[SUPPLIED RECORDS start]

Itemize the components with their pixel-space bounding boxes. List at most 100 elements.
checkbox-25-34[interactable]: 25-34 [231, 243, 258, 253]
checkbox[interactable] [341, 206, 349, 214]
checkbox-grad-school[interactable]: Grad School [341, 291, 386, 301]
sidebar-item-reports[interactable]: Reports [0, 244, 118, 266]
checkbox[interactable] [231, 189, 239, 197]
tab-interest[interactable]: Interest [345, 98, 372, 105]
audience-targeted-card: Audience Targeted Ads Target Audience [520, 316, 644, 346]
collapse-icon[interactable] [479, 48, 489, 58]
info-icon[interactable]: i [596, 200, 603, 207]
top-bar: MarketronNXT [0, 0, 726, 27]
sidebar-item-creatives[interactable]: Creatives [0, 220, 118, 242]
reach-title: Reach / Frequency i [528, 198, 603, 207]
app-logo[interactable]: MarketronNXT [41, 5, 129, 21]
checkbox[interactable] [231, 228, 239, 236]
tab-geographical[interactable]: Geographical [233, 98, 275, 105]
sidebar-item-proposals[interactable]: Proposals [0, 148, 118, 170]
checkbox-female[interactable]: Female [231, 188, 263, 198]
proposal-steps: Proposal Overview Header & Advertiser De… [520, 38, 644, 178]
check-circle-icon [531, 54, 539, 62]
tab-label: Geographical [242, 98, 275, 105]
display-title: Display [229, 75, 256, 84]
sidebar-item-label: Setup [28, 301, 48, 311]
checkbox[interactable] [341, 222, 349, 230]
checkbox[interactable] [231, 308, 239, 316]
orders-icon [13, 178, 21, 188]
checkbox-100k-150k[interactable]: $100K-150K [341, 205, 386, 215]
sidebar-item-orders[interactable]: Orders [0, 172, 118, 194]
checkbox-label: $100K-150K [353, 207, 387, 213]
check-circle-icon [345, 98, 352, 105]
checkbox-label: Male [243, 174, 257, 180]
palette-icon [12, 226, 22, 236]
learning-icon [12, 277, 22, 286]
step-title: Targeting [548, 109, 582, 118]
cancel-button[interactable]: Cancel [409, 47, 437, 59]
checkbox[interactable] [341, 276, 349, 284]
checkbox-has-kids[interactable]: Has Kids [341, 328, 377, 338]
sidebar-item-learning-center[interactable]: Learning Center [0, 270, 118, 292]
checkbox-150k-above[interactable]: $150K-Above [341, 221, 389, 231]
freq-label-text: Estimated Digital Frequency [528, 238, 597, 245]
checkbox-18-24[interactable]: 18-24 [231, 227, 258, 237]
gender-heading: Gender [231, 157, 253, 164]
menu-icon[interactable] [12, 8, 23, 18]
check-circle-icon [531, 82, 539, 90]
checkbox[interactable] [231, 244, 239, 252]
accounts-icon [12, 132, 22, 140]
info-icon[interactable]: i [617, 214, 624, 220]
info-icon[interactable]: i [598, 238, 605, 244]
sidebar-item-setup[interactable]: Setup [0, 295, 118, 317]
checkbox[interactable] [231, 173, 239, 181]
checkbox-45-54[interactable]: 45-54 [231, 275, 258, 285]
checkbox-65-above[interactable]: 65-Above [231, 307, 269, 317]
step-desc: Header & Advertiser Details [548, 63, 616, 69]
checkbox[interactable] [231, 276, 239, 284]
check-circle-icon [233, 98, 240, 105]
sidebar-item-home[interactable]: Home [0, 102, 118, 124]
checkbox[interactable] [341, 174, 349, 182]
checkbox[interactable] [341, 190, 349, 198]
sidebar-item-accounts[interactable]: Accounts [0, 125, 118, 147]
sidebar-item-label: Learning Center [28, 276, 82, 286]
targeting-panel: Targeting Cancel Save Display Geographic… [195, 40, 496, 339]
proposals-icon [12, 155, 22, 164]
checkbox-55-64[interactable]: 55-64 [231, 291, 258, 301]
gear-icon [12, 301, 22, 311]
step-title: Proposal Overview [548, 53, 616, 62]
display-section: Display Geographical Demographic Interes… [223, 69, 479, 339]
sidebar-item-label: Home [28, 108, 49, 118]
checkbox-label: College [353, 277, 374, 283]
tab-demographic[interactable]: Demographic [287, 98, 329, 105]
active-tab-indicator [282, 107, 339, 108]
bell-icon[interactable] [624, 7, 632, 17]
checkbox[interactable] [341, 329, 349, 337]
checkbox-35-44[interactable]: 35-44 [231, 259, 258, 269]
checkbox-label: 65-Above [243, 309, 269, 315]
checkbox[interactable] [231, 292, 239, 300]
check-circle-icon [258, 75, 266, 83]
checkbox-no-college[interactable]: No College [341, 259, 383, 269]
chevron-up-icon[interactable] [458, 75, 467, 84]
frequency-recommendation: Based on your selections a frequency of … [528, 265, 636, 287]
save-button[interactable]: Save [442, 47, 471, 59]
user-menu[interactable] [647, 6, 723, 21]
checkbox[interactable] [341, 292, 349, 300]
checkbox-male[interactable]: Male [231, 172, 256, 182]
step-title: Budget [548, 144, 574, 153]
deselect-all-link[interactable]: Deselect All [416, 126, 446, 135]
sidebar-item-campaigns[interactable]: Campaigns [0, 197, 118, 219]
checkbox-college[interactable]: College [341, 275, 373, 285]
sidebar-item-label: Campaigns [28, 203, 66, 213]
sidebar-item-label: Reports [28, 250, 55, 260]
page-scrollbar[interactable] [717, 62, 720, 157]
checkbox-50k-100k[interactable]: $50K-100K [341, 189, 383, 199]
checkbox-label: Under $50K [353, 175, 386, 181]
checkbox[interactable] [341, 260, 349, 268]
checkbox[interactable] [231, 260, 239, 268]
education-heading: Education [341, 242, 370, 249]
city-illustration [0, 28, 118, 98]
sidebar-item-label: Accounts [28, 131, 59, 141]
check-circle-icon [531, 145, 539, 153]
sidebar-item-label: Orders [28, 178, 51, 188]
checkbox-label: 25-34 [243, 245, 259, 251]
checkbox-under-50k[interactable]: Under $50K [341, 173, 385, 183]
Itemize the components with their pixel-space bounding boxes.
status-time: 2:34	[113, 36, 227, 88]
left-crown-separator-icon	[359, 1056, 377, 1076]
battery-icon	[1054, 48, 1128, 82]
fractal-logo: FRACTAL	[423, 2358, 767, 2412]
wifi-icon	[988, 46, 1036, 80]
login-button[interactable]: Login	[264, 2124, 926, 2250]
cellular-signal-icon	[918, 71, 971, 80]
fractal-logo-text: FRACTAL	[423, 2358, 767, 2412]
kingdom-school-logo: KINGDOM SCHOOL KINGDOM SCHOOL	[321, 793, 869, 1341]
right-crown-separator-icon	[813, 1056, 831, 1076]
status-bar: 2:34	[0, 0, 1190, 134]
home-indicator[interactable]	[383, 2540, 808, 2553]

[SUPPLIED RECORDS end]

▸ **WRITTEN INSTRUCTION**
Reproduce all the items above in full, switching every "MarketronNXT" to "AdPortal" and leaving all else the same.

▸ **PROBLEM SOLUTION**
Itemize the components with their pixel-space bounding boxes. List at most 100 elements.
checkbox-25-34[interactable]: 25-34 [231, 243, 258, 253]
checkbox[interactable] [341, 206, 349, 214]
checkbox-grad-school[interactable]: Grad School [341, 291, 386, 301]
sidebar-item-reports[interactable]: Reports [0, 244, 118, 266]
checkbox[interactable] [231, 189, 239, 197]
tab-interest[interactable]: Interest [345, 98, 372, 105]
audience-targeted-card: Audience Targeted Ads Target Audience [520, 316, 644, 346]
collapse-icon[interactable] [479, 48, 489, 58]
info-icon[interactable]: i [596, 200, 603, 207]
top-bar: AdPortal [0, 0, 726, 27]
sidebar-item-creatives[interactable]: Creatives [0, 220, 118, 242]
reach-title: Reach / Frequency i [528, 198, 603, 207]
app-logo[interactable]: AdPortal [41, 5, 129, 21]
checkbox[interactable] [231, 228, 239, 236]
tab-geographical[interactable]: Geographical [233, 98, 275, 105]
sidebar-item-proposals[interactable]: Proposals [0, 148, 118, 170]
checkbox-female[interactable]: Female [231, 188, 263, 198]
proposal-steps: Proposal Overview Header & Advertiser De… [520, 38, 644, 178]
check-circle-icon [531, 54, 539, 62]
tab-label: Geographical [242, 98, 275, 105]
display-title: Display [229, 75, 256, 84]
sidebar-item-label: Setup [28, 301, 48, 311]
checkbox[interactable] [341, 222, 349, 230]
checkbox[interactable] [231, 308, 239, 316]
orders-icon [13, 178, 21, 188]
checkbox-100k-150k[interactable]: $100K-150K [341, 205, 386, 215]
sidebar-item-orders[interactable]: Orders [0, 172, 118, 194]
checkbox-label: $100K-150K [353, 207, 387, 213]
check-circle-icon [345, 98, 352, 105]
checkbox-label: Male [243, 174, 257, 180]
palette-icon [12, 226, 22, 236]
learning-icon [12, 277, 22, 286]
step-title: Targeting [548, 109, 582, 118]
cancel-button[interactable]: Cancel [409, 47, 437, 59]
checkbox[interactable] [341, 276, 349, 284]
checkbox-has-kids[interactable]: Has Kids [341, 328, 377, 338]
sidebar-item-learning-center[interactable]: Learning Center [0, 270, 118, 292]
checkbox-150k-above[interactable]: $150K-Above [341, 221, 389, 231]
freq-label-text: Estimated Digital Frequency [528, 238, 597, 245]
checkbox-18-24[interactable]: 18-24 [231, 227, 258, 237]
gender-heading: Gender [231, 157, 253, 164]
menu-icon[interactable] [12, 8, 23, 18]
check-circle-icon [531, 82, 539, 90]
checkbox[interactable] [231, 244, 239, 252]
accounts-icon [12, 132, 22, 140]
info-icon[interactable]: i [617, 214, 624, 220]
info-icon[interactable]: i [598, 238, 605, 244]
sidebar-item-setup[interactable]: Setup [0, 295, 118, 317]
checkbox[interactable] [231, 173, 239, 181]
checkbox-45-54[interactable]: 45-54 [231, 275, 258, 285]
checkbox-65-above[interactable]: 65-Above [231, 307, 269, 317]
step-desc: Header & Advertiser Details [548, 63, 616, 69]
checkbox[interactable] [231, 276, 239, 284]
check-circle-icon [233, 98, 240, 105]
sidebar-item-home[interactable]: Home [0, 102, 118, 124]
checkbox[interactable] [341, 174, 349, 182]
checkbox[interactable] [341, 190, 349, 198]
sidebar-item-accounts[interactable]: Accounts [0, 125, 118, 147]
sidebar-item-label: Learning Center [28, 276, 82, 286]
targeting-panel: Targeting Cancel Save Display Geographic… [195, 40, 496, 339]
proposals-icon [12, 155, 22, 164]
checkbox-55-64[interactable]: 55-64 [231, 291, 258, 301]
gear-icon [12, 301, 22, 311]
step-title: Proposal Overview [548, 53, 616, 62]
display-section: Display Geographical Demographic Interes… [223, 69, 479, 339]
sidebar-item-label: Home [28, 108, 49, 118]
checkbox-label: College [353, 277, 374, 283]
tab-demographic[interactable]: Demographic [287, 98, 329, 105]
active-tab-indicator [282, 107, 339, 108]
bell-icon[interactable] [624, 7, 632, 17]
checkbox[interactable] [341, 329, 349, 337]
checkbox-35-44[interactable]: 35-44 [231, 259, 258, 269]
checkbox-label: 65-Above [243, 309, 269, 315]
checkbox[interactable] [231, 292, 239, 300]
check-circle-icon [258, 75, 266, 83]
checkbox-no-college[interactable]: No College [341, 259, 383, 269]
chevron-up-icon[interactable] [458, 75, 467, 84]
frequency-recommendation: Based on your selections a frequency of … [528, 265, 636, 287]
save-button[interactable]: Save [442, 47, 471, 59]
user-menu[interactable] [647, 6, 723, 21]
checkbox[interactable] [341, 292, 349, 300]
checkbox-male[interactable]: Male [231, 172, 256, 182]
step-title: Budget [548, 144, 574, 153]
deselect-all-link[interactable]: Deselect All [416, 126, 446, 135]
sidebar-item-campaigns[interactable]: Campaigns [0, 197, 118, 219]
checkbox-college[interactable]: College [341, 275, 373, 285]
sidebar-item-label: Campaigns [28, 203, 66, 213]
sidebar-item-label: Reports [28, 250, 55, 260]
page-scrollbar[interactable] [717, 62, 720, 157]
checkbox-50k-100k[interactable]: $50K-100K [341, 189, 383, 199]
checkbox-label: Under $50K [353, 175, 386, 181]
checkbox[interactable] [341, 260, 349, 268]
checkbox[interactable] [231, 260, 239, 268]
education-heading: Education [341, 242, 370, 249]
city-illustration [0, 28, 118, 98]
sidebar-item-label: Accounts [28, 131, 59, 141]
check-circle-icon [531, 145, 539, 153]
sidebar-item-label: Orders [28, 178, 51, 188]
checkbox-label: 25-34 [243, 245, 259, 251]
checkbox-under-50k[interactable]: Under $50K [341, 173, 385, 183]
Itemize the components with their pixel-space bounding boxes.
status-time: 2:34	[113, 36, 227, 88]
left-crown-separator-icon	[359, 1056, 377, 1076]
battery-icon	[1054, 48, 1128, 82]
fractal-logo: FRACTAL	[423, 2358, 767, 2412]
wifi-icon	[988, 46, 1036, 80]
login-button[interactable]: Login	[264, 2124, 926, 2250]
cellular-signal-icon	[918, 71, 971, 80]
fractal-logo-text: FRACTAL	[423, 2358, 767, 2412]
kingdom-school-logo: KINGDOM SCHOOL KINGDOM SCHOOL	[321, 793, 869, 1341]
right-crown-separator-icon	[813, 1056, 831, 1076]
status-bar: 2:34	[0, 0, 1190, 134]
home-indicator[interactable]	[383, 2540, 808, 2553]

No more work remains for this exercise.